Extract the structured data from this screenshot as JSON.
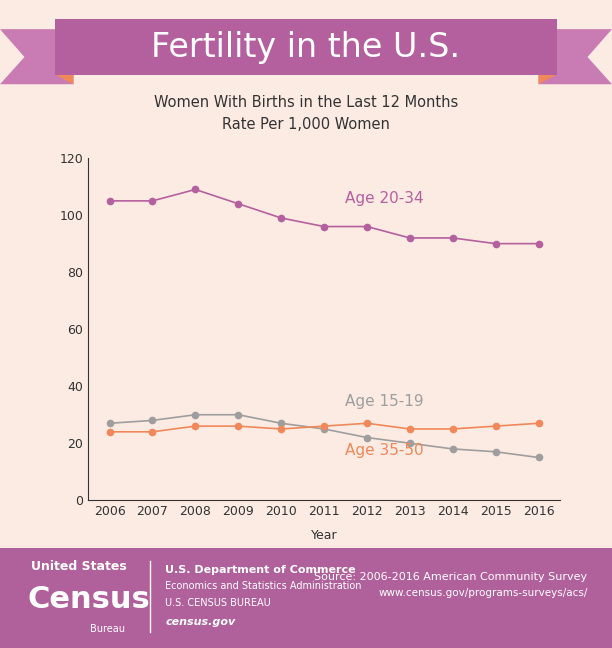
{
  "chart_data": {
    "type": "line",
    "title": "Fertility in the U.S.",
    "subtitle": "Women With Births in the Last 12 Months\nRate Per 1,000 Women",
    "x_label": "Year",
    "x": [
      2006,
      2007,
      2008,
      2009,
      2010,
      2011,
      2012,
      2013,
      2014,
      2015,
      2016
    ],
    "series": [
      {
        "name": "Age 20-34",
        "color": "#b5609e",
        "marker": "o",
        "line_style": "solid",
        "values": [
          105,
          105,
          109,
          104,
          99,
          96,
          96,
          92,
          92,
          90,
          90
        ]
      },
      {
        "name": "Age 15-19",
        "color": "#9e9e9e",
        "marker": "o",
        "line_style": "solid",
        "values": [
          27,
          28,
          30,
          30,
          27,
          25,
          22,
          20,
          18,
          17,
          15
        ]
      },
      {
        "name": "Age 35-50",
        "color": "#f0885a",
        "marker": "o",
        "line_style": "solid",
        "values": [
          24,
          24,
          26,
          26,
          25,
          26,
          27,
          25,
          25,
          26,
          27
        ]
      }
    ],
    "xlim": [
      2005.5,
      2016.5
    ],
    "xticks": [
      2006,
      2007,
      2008,
      2009,
      2010,
      2011,
      2012,
      2013,
      2014,
      2015,
      2016
    ],
    "ylim": [
      0,
      120
    ],
    "yticks": [
      0,
      20,
      40,
      60,
      80,
      100,
      120
    ],
    "grid": false,
    "annotations": [
      "United States",
      "Census",
      "Bureau",
      "U.S. Department of Commerce",
      "Economics and Statistics Administration",
      "U.S. CENSUS BUREAU",
      "census.gov",
      "Source: 2006-2016 American Community Survey",
      "www.census.gov/programs-surveys/acs/"
    ]
  }
}
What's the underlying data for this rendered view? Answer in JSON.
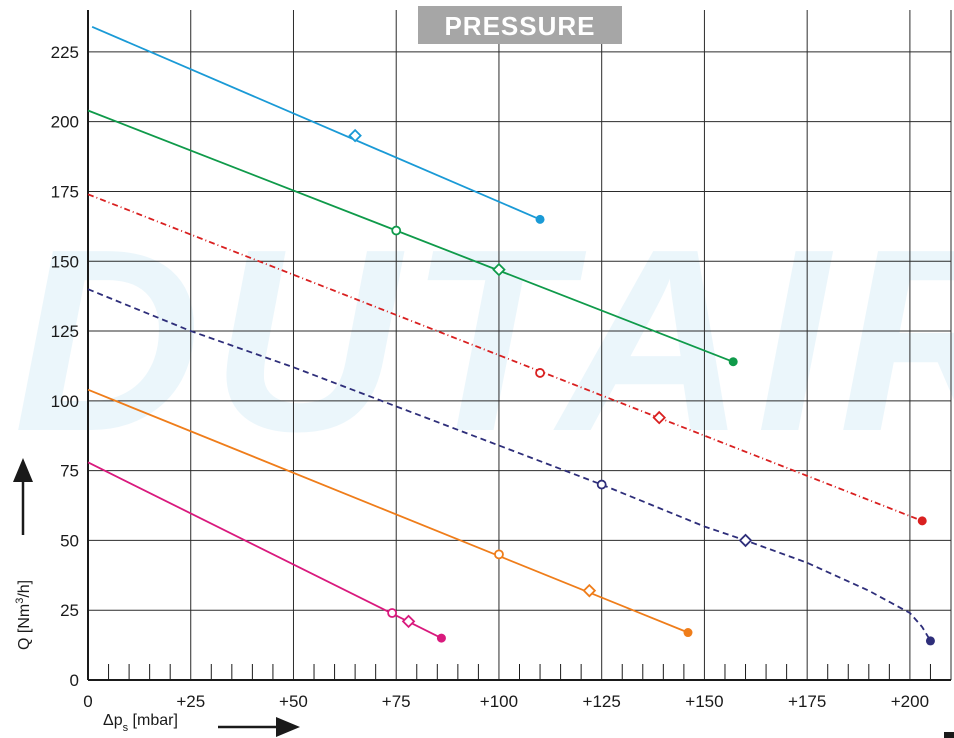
{
  "chart_data": {
    "type": "line",
    "title": "PRESSURE",
    "watermark": "DUTAIR",
    "xlabel_main": "Δp",
    "xlabel_sub": "s",
    "xlabel_unit": " [mbar]",
    "ylabel_main": "Q [Nm",
    "ylabel_sup": "3",
    "ylabel_unit": "/h]",
    "xlim": [
      0,
      210
    ],
    "ylim": [
      0,
      240
    ],
    "x_ticks": [
      0,
      25,
      50,
      75,
      100,
      125,
      150,
      175,
      200
    ],
    "x_tick_labels": [
      "0",
      "+25",
      "+50",
      "+75",
      "+100",
      "+125",
      "+150",
      "+175",
      "+200"
    ],
    "y_ticks": [
      0,
      25,
      50,
      75,
      100,
      125,
      150,
      175,
      200,
      225
    ],
    "y_tick_labels": [
      "0",
      "25",
      "50",
      "75",
      "100",
      "125",
      "150",
      "175",
      "200",
      "225"
    ],
    "grid": true,
    "series": [
      {
        "color": "#1a9ad6",
        "dash": "",
        "x": [
          1,
          110
        ],
        "y": [
          234,
          165
        ],
        "markers": [
          {
            "x": 65,
            "y": 195,
            "shape": "diamond"
          },
          {
            "x": 110,
            "y": 165,
            "shape": "dot"
          }
        ]
      },
      {
        "color": "#0f9a4a",
        "dash": "",
        "x": [
          0,
          157
        ],
        "y": [
          204,
          114
        ],
        "markers": [
          {
            "x": 75,
            "y": 161,
            "shape": "circle"
          },
          {
            "x": 100,
            "y": 147,
            "shape": "diamond"
          },
          {
            "x": 157,
            "y": 114,
            "shape": "dot"
          }
        ]
      },
      {
        "color": "#d92020",
        "dash": "6 3 1 3",
        "x": [
          0,
          203
        ],
        "y": [
          174,
          57
        ],
        "markers": [
          {
            "x": 110,
            "y": 110,
            "shape": "circle"
          },
          {
            "x": 139,
            "y": 94,
            "shape": "diamond"
          },
          {
            "x": 203,
            "y": 57,
            "shape": "dot"
          }
        ]
      },
      {
        "color": "#2e2e7a",
        "dash": "6 4",
        "x": [
          0,
          25,
          50,
          75,
          100,
          125,
          150,
          160,
          175,
          190,
          200,
          203,
          205
        ],
        "y": [
          140,
          125,
          112,
          98,
          84,
          70,
          55,
          50,
          42,
          32,
          24,
          19,
          14
        ],
        "markers": [
          {
            "x": 125,
            "y": 70,
            "shape": "circle"
          },
          {
            "x": 160,
            "y": 50,
            "shape": "diamond"
          },
          {
            "x": 205,
            "y": 14,
            "shape": "dot"
          }
        ]
      },
      {
        "color": "#ef7d1a",
        "dash": "",
        "x": [
          0,
          146
        ],
        "y": [
          104,
          17
        ],
        "markers": [
          {
            "x": 100,
            "y": 45,
            "shape": "circle"
          },
          {
            "x": 122,
            "y": 32,
            "shape": "diamond"
          },
          {
            "x": 146,
            "y": 17,
            "shape": "dot"
          }
        ]
      },
      {
        "color": "#d9197d",
        "dash": "",
        "x": [
          0,
          86
        ],
        "y": [
          78,
          15
        ],
        "markers": [
          {
            "x": 74,
            "y": 24,
            "shape": "circle"
          },
          {
            "x": 78,
            "y": 21,
            "shape": "diamond"
          },
          {
            "x": 86,
            "y": 15,
            "shape": "dot"
          }
        ]
      }
    ]
  }
}
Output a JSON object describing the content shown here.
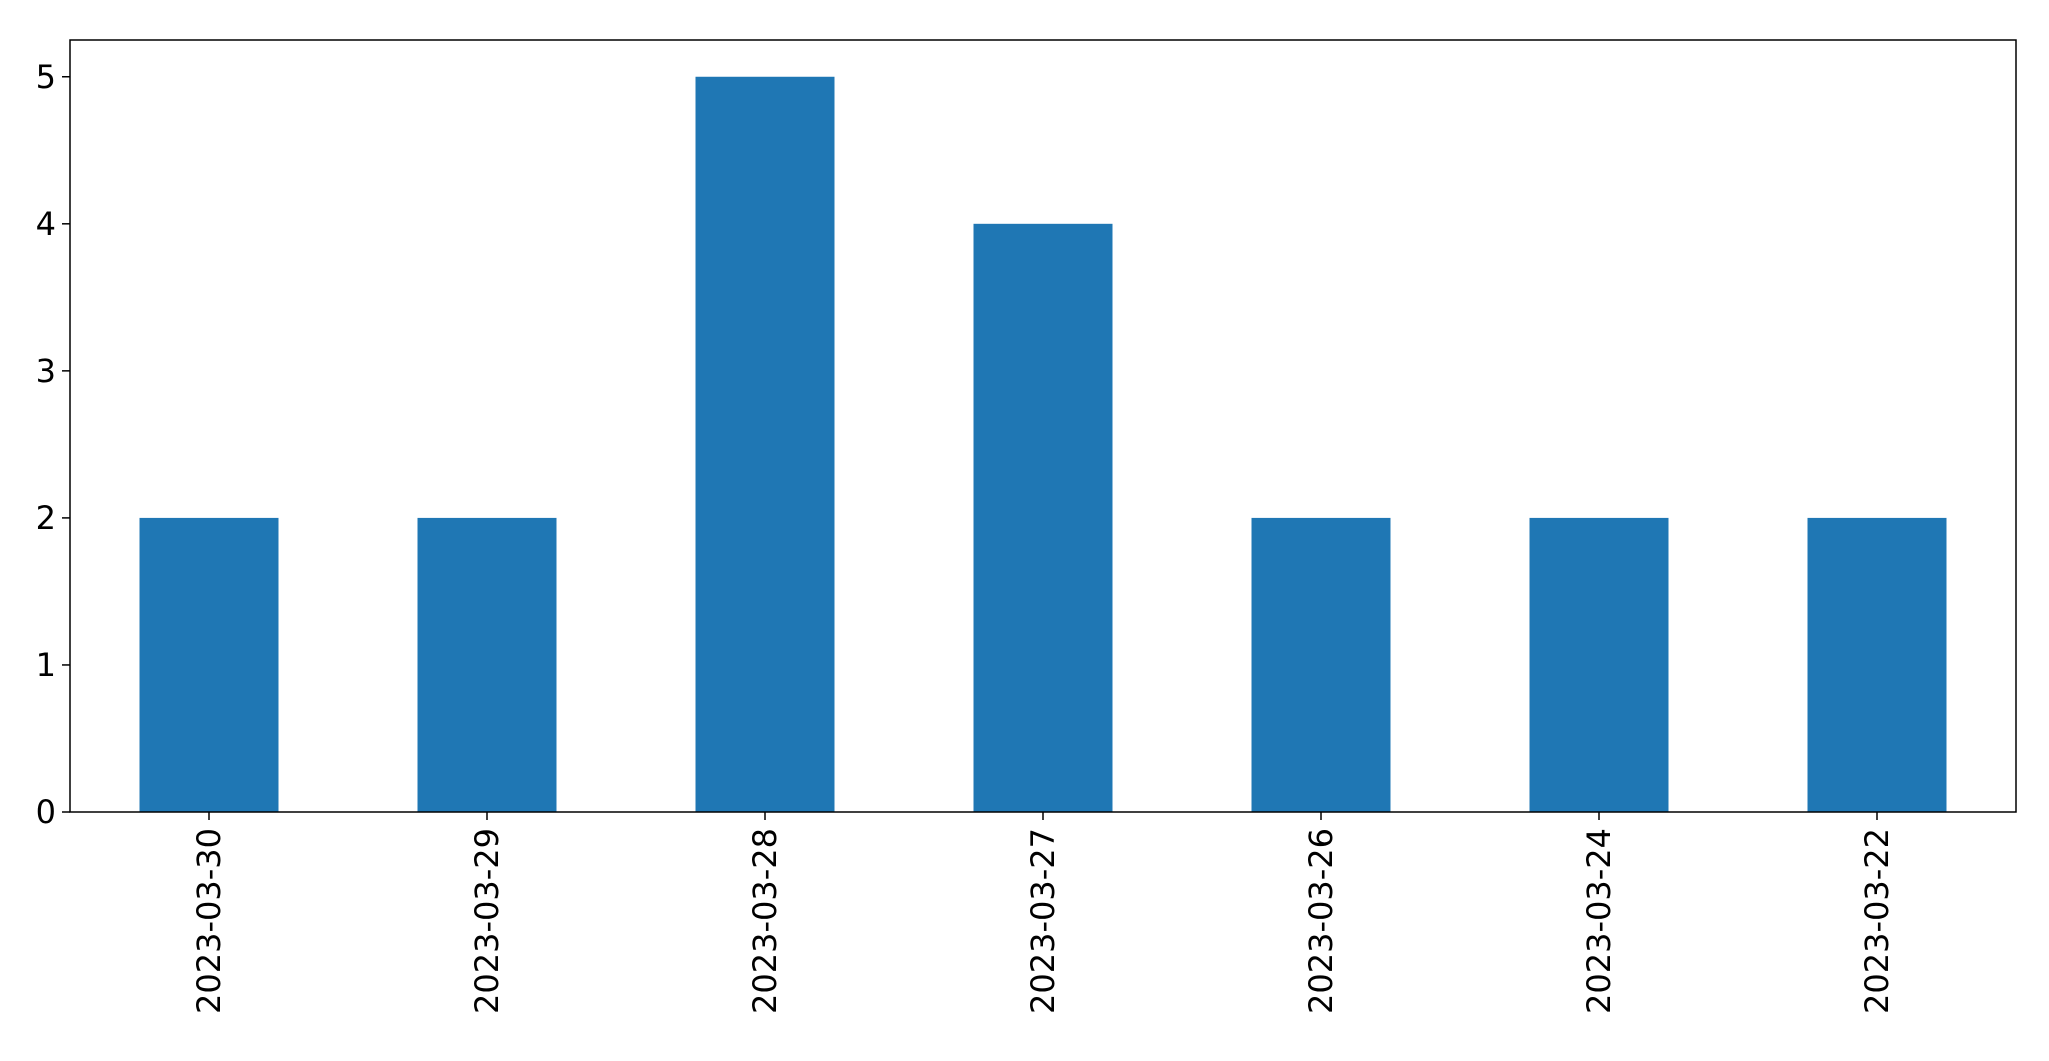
{
  "chart_data": {
    "type": "bar",
    "title": "",
    "xlabel": "",
    "ylabel": "",
    "categories": [
      "2023-03-30",
      "2023-03-29",
      "2023-03-28",
      "2023-03-27",
      "2023-03-26",
      "2023-03-24",
      "2023-03-22"
    ],
    "values": [
      2,
      2,
      5,
      4,
      2,
      2,
      2
    ],
    "ylim": [
      0,
      5.25
    ],
    "yticks": [
      "0",
      "1",
      "2",
      "3",
      "4",
      "5"
    ],
    "bar_color": "#1f77b4",
    "grid": false,
    "legend": "none"
  }
}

• **Instructions to follow**
Quote each record exactly as it stands, minus the pictures.

• **Answer for the task**
Extract the structured data from this screenshot as JSON.
{
  "chart_data": {
    "type": "line",
    "title": "Fertility in the U.S.",
    "subtitle": "Women With Births in the Last 12 Months\nRate Per 1,000 Women",
    "x_label": "Year",
    "x": [
      2006,
      2007,
      2008,
      2009,
      2010,
      2011,
      2012,
      2013,
      2014,
      2015,
      2016
    ],
    "series": [
      {
        "name": "Age 20-34",
        "color": "#b5609e",
        "marker": "o",
        "line_style": "solid",
        "values": [
          105,
          105,
          109,
          104,
          99,
          96,
          96,
          92,
          92,
          90,
          90
        ]
      },
      {
        "name": "Age 15-19",
        "color": "#9e9e9e",
        "marker": "o",
        "line_style": "solid",
        "values": [
          27,
          28,
          30,
          30,
          27,
          25,
          22,
          20,
          18,
          17,
          15
        ]
      },
      {
        "name": "Age 35-50",
        "color": "#f0885a",
        "marker": "o",
        "line_style": "solid",
        "values": [
          24,
          24,
          26,
          26,
          25,
          26,
          27,
          25,
          25,
          26,
          27
        ]
      }
    ],
    "xlim": [
      2005.5,
      2016.5
    ],
    "xticks": [
      2006,
      2007,
      2008,
      2009,
      2010,
      2011,
      2012,
      2013,
      2014,
      2015,
      2016
    ],
    "ylim": [
      0,
      120
    ],
    "yticks": [
      0,
      20,
      40,
      60,
      80,
      100,
      120
    ],
    "grid": false,
    "annotations": [
      "United States",
      "Census",
      "Bureau",
      "U.S. Department of Commerce",
      "Economics and Statistics Administration",
      "U.S. CENSUS BUREAU",
      "census.gov",
      "Source: 2006-2016 American Community Survey",
      "www.census.gov/programs-surveys/acs/"
    ]
  }
}
What's the underlying data for this rendered view? Answer in JSON.
{
  "chart_data": {
    "type": "line",
    "title": "PRESSURE",
    "watermark": "DUTAIR",
    "xlabel_main": "Δp",
    "xlabel_sub": "s",
    "xlabel_unit": " [mbar]",
    "ylabel_main": "Q [Nm",
    "ylabel_sup": "3",
    "ylabel_unit": "/h]",
    "xlim": [
      0,
      210
    ],
    "ylim": [
      0,
      240
    ],
    "x_ticks": [
      0,
      25,
      50,
      75,
      100,
      125,
      150,
      175,
      200
    ],
    "x_tick_labels": [
      "0",
      "+25",
      "+50",
      "+75",
      "+100",
      "+125",
      "+150",
      "+175",
      "+200"
    ],
    "y_ticks": [
      0,
      25,
      50,
      75,
      100,
      125,
      150,
      175,
      200,
      225
    ],
    "y_tick_labels": [
      "0",
      "25",
      "50",
      "75",
      "100",
      "125",
      "150",
      "175",
      "200",
      "225"
    ],
    "grid": true,
    "series": [
      {
        "color": "#1a9ad6",
        "dash": "",
        "x": [
          1,
          110
        ],
        "y": [
          234,
          165
        ],
        "markers": [
          {
            "x": 65,
            "y": 195,
            "shape": "diamond"
          },
          {
            "x": 110,
            "y": 165,
            "shape": "dot"
          }
        ]
      },
      {
        "color": "#0f9a4a",
        "dash": "",
        "x": [
          0,
          157
        ],
        "y": [
          204,
          114
        ],
        "markers": [
          {
            "x": 75,
            "y": 161,
            "shape": "circle"
          },
          {
            "x": 100,
            "y": 147,
            "shape": "diamond"
          },
          {
            "x": 157,
            "y": 114,
            "shape": "dot"
          }
        ]
      },
      {
        "color": "#d92020",
        "dash": "6 3 1 3",
        "x": [
          0,
          203
        ],
        "y": [
          174,
          57
        ],
        "markers": [
          {
            "x": 110,
            "y": 110,
            "shape": "circle"
          },
          {
            "x": 139,
            "y": 94,
            "shape": "diamond"
          },
          {
            "x": 203,
            "y": 57,
            "shape": "dot"
          }
        ]
      },
      {
        "color": "#2e2e7a",
        "dash": "6 4",
        "x": [
          0,
          25,
          50,
          75,
          100,
          125,
          150,
          160,
          175,
          190,
          200,
          203,
          205
        ],
        "y": [
          140,
          125,
          112,
          98,
          84,
          70,
          55,
          50,
          42,
          32,
          24,
          19,
          14
        ],
        "markers": [
          {
            "x": 125,
            "y": 70,
            "shape": "circle"
          },
          {
            "x": 160,
            "y": 50,
            "shape": "diamond"
          },
          {
            "x": 205,
            "y": 14,
            "shape": "dot"
          }
        ]
      },
      {
        "color": "#ef7d1a",
        "dash": "",
        "x": [
          0,
          146
        ],
        "y": [
          104,
          17
        ],
        "markers": [
          {
            "x": 100,
            "y": 45,
            "shape": "circle"
          },
          {
            "x": 122,
            "y": 32,
            "shape": "diamond"
          },
          {
            "x": 146,
            "y": 17,
            "shape": "dot"
          }
        ]
      },
      {
        "color": "#d9197d",
        "dash": "",
        "x": [
          0,
          86
        ],
        "y": [
          78,
          15
        ],
        "markers": [
          {
            "x": 74,
            "y": 24,
            "shape": "circle"
          },
          {
            "x": 78,
            "y": 21,
            "shape": "diamond"
          },
          {
            "x": 86,
            "y": 15,
            "shape": "dot"
          }
        ]
      }
    ]
  }
}
Output a JSON object describing the content shown here.
{
  "chart_data": {
    "type": "bar",
    "title": "",
    "xlabel": "",
    "ylabel": "",
    "categories": [
      "2023-03-30",
      "2023-03-29",
      "2023-03-28",
      "2023-03-27",
      "2023-03-26",
      "2023-03-24",
      "2023-03-22"
    ],
    "values": [
      2,
      2,
      5,
      4,
      2,
      2,
      2
    ],
    "ylim": [
      0,
      5.25
    ],
    "yticks": [
      "0",
      "1",
      "2",
      "3",
      "4",
      "5"
    ],
    "bar_color": "#1f77b4",
    "grid": false,
    "legend": "none"
  }
}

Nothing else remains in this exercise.